PAGE EXTRACT.

Tucked away on Bharathi Nagar Cross Street, off Lattice Bridge Road, the semi-open terrace of a three-storey building seems the perfect place for members of the Besant Nagar Humour Club, who meet on the first Sunday of every month.
By 4.45 p.m. the dozen-odd members of the audience are relaxed as they listen to chief guest Ghatam S. Karthick amuse them, but there are just not enough people to charge the group up.
From cracking a joke to enacting a skit to mimicking personalities, humour clubs in the city, some that have existed for over two decades, have tickled many a funny bone and continue to do so, but the dwindling numbers of their members is causing them some concern.
“When there are more people, it is more fun,” says A. Kumar, founder of the Besant Nagar Humour Club.
With a range of sitcoms on television and the internet, the charm of making a monthly visit to humour sessions is slowly dying.
In many neighbourhoods, such clubs are folding up. Humour clubs in Mylapore and T. Nagar stopped their activities after some of their patrons passed away, while those in Perambur and Velachery no longer function, say regular members of these clubs.

DATASET EXCERPTS.
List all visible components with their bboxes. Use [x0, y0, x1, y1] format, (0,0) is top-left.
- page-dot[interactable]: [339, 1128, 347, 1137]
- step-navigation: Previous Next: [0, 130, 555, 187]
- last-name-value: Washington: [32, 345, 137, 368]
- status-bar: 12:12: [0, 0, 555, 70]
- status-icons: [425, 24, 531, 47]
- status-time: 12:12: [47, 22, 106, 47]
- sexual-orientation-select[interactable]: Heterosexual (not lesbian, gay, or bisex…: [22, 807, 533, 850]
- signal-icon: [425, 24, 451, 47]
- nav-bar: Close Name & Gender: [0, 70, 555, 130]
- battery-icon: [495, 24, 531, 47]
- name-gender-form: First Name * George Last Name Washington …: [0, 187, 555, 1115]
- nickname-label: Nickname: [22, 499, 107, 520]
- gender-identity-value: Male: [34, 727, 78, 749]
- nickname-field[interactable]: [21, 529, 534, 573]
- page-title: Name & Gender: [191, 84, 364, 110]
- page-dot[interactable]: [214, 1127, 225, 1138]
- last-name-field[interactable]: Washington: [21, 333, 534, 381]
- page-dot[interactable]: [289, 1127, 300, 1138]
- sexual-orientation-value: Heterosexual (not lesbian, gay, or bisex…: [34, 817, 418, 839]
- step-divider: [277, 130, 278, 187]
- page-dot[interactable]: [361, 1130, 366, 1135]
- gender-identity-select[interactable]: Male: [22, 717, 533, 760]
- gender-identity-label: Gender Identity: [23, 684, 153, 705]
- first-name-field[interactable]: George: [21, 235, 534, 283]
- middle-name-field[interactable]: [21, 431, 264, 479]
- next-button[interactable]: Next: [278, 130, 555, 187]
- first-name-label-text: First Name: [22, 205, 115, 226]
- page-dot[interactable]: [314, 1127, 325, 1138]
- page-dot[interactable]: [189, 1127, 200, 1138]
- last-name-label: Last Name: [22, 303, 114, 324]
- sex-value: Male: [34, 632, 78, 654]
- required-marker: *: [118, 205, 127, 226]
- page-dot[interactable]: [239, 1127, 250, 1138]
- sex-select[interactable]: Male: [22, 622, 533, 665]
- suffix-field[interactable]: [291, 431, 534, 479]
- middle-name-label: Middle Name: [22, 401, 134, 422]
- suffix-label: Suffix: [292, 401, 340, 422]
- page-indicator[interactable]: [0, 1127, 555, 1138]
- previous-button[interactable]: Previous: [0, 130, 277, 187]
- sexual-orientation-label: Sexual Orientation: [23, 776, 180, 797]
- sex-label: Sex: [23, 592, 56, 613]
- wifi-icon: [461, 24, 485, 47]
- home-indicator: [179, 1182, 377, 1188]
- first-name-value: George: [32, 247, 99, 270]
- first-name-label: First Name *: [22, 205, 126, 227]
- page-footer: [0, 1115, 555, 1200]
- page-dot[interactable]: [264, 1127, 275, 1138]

TASKS TO CARRY OUT.
a) According to the article on humour clubs, how often does the Besant Nagar Humour Club meet?
b) Write the next few sentences of the article on humour clubs, continuing from its final sentence.
The data that appear alongside this article were drawn from a separate source.

WRITTEN ANSWERS.
a) It meets on the first Sunday of every month.

b)
Other clubs are finding new ways to draw in crowds. Humour Club International (Triplicane chapter) does not charge any fees even from non-members, for its monthly meetings.
“We do not canvas for members and do not insist on membership,” says K.S. Seetharaman, chairman of the chapter.
Regular members say it is punctuality and the quality of the programmes that keep activities in a club going.
But this is no easy task. “If you have to make people laugh, you also need to bring in a good guest, and for that we have to spend money,” says G. Madana Gopal, president of the three-year-old Tambaram Humour Club. To attract younger members, the club offers goodies and gifts for children.
It is only more sponsors and an active participation from youngsters that can keep these clubs — that offer the best medicine — going, members say.